• **Work to complete**: Render every line of the entries below as a JSON list of strings, with one string per line and blank lines omitted.

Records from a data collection
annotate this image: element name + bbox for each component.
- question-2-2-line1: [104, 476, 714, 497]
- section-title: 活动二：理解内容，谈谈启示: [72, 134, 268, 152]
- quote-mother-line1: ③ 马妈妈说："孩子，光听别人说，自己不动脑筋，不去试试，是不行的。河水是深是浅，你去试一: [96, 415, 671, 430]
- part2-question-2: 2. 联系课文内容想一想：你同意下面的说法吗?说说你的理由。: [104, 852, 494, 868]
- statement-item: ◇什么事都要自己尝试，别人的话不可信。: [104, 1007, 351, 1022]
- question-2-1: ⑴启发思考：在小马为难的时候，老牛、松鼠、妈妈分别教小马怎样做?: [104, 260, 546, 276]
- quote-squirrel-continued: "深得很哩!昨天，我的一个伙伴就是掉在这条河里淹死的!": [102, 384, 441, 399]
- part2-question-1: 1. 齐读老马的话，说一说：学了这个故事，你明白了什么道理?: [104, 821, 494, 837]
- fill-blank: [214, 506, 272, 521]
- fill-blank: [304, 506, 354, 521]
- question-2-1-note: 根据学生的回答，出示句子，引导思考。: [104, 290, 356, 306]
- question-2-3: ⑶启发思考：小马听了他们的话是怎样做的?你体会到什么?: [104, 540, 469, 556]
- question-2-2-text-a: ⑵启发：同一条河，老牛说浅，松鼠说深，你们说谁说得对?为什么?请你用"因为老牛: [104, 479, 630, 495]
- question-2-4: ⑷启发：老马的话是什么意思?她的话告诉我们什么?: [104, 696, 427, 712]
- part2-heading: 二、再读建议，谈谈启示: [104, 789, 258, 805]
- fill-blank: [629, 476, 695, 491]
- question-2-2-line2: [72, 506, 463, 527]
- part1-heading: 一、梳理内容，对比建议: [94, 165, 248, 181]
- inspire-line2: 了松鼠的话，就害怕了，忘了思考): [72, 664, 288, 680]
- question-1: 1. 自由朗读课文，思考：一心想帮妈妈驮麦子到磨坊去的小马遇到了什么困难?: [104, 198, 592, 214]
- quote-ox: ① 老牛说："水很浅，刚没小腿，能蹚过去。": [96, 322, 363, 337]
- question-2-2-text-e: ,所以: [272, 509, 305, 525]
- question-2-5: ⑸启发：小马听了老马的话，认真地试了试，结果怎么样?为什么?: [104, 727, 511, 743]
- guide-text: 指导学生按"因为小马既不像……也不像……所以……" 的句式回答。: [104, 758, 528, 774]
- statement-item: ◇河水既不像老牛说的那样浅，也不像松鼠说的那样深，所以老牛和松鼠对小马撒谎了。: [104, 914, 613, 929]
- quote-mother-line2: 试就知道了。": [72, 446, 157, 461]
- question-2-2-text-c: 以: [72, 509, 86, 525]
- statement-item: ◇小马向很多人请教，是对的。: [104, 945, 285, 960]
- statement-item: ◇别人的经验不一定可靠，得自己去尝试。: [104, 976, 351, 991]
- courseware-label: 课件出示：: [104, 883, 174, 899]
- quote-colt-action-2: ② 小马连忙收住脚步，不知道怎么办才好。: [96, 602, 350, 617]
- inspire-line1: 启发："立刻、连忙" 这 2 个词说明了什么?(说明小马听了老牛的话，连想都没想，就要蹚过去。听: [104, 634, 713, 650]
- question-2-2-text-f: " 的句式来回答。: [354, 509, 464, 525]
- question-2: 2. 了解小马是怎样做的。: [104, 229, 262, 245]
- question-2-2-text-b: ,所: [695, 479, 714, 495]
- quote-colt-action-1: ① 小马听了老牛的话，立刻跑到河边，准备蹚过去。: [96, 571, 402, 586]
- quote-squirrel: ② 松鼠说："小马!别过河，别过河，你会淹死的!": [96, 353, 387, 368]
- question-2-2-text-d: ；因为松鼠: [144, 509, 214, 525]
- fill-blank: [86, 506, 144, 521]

• **Correct response**:
[
  "annotate this image: element name + bbox for each component.",
  "- question-2-2-line1: [104, 476, 714, 497]",
  "- section-title: 活动二：理解内容，谈谈启示: [72, 134, 268, 152]",
  "- quote-mother-line1: ③ 马妈妈说：\"孩子，光听别人说，自己不动脑筋，不去试试，是不行的。河水是深是浅，你去试一: [96, 415, 671, 430]",
  "- part2-question-2: 2. 联系课文内容想一想：你同意下面的说法吗?说说你的理由。: [104, 852, 494, 868]",
  "- statement-item: ◇什么事都要自己尝试，别人的话不可信。: [104, 1007, 351, 1022]",
  "- question-2-1: ⑴启发思考：在小马为难的时候，老牛、松鼠、妈妈分别教小马怎样做?: [104, 260, 546, 276]",
  "- quote-squirrel-continued: \"深得很哩!昨天，我的一个伙伴就是掉在这条河里淹死的!\": [102, 384, 441, 399]",
  "- part2-question-1: 1. 齐读老马的话，说一说：学了这个故事，你明白了什么道理?: [104, 821, 494, 837]",
  "- fill-blank: [214, 506, 272, 521]",
  "- fill-blank: [304, 506, 354, 521]",
  "- question-2-1-note: 根据学生的回答，出示句子，引导思考。: [104, 290, 356, 306]",
  "- question-2-3: ⑶启发思考：小马听了他们的话是怎样做的?你体会到什么?: [104, 540, 469, 556]",
  "- question-2-2-text-a: ⑵启发：同一条河，老牛说浅，松鼠说深，你们说谁说得对?为什么?请你用\"因为老牛: [104, 479, 630, 495]",
  "- question-2-4: ⑷启发：老马的话是什么意思?她的话告诉我们什么?: [104, 696, 427, 712]",
  "- part2-heading: 二、再读建议，谈谈启示: [104, 789, 258, 805]",
  "- fill-blank: [629, 476, 695, 491]",
  "- question-2-2-line2: [72, 506, 463, 527]",
  "- part1-heading: 一、梳理内容，对比建议: [94, 165, 248, 181]",
  "- inspire-line2: 了松鼠的话，就害怕了，忘了思考): [72, 664, 288, 680]",
  "- question-1: 1. 自由朗读课文，思考：一心想帮妈妈驮麦子到磨坊去的小马遇到了什么困难?: [104, 198, 592, 214]",
  "- quote-ox: ① 老牛说：\"水很浅，刚没小腿，能蹚过去。\": [96, 322, 363, 337]",
  "- question-2-2-text-e: ,所以: [272, 509, 305, 525]",
  "- question-2-5: ⑸启发：小马听了老马的话，认真地试了试，结果怎么样?为什么?: [104, 727, 511, 743]",
  "- guide-text: 指导学生按\"因为小马既不像……也不像……所以……\" 的句式回答。: [104, 758, 528, 774]",
  "- statement-item: ◇河水既不像老牛说的那样浅，也不像松鼠说的那样深，所以老牛和松鼠对小马撒谎了。: [104, 914, 613, 929]",
  "- quote-mother-line2: 试就知道了。\": [72, 446, 157, 461]",
  "- question-2-2-text-c: 以: [72, 509, 86, 525]",
  "- statement-item: ◇小马向很多人请教，是对的。: [104, 945, 285, 960]",
  "- statement-item: ◇别人的经验不一定可靠，得自己去尝试。: [104, 976, 351, 991]",
  "- courseware-label: 课件出示：: [104, 883, 174, 899]",
  "- quote-colt-action-2: ② 小马连忙收住脚步，不知道怎么办才好。: [96, 602, 350, 617]",
  "- inspire-line1: 启发：\"立刻、连忙\" 这 2 个词说明了什么?(说明小马听了老牛的话，连想都没想，就要蹚过去。听: [104, 634, 713, 650]",
  "- question-2-2-text-f: \" 的句式来回答。: [354, 509, 464, 525]",
  "- question-2: 2. 了解小马是怎样做的。: [104, 229, 262, 245]",
  "- question-2-2-text-b: ,所: [695, 479, 714, 495]",
  "- quote-colt-action-1: ① 小马听了老牛的话，立刻跑到河边，准备蹚过去。: [96, 571, 402, 586]",
  "- quote-squirrel: ② 松鼠说：\"小马!别过河，别过河，你会淹死的!\": [96, 353, 387, 368]",
  "- question-2-2-text-d: ；因为松鼠: [144, 509, 214, 525]",
  "- fill-blank: [86, 506, 144, 521]"
]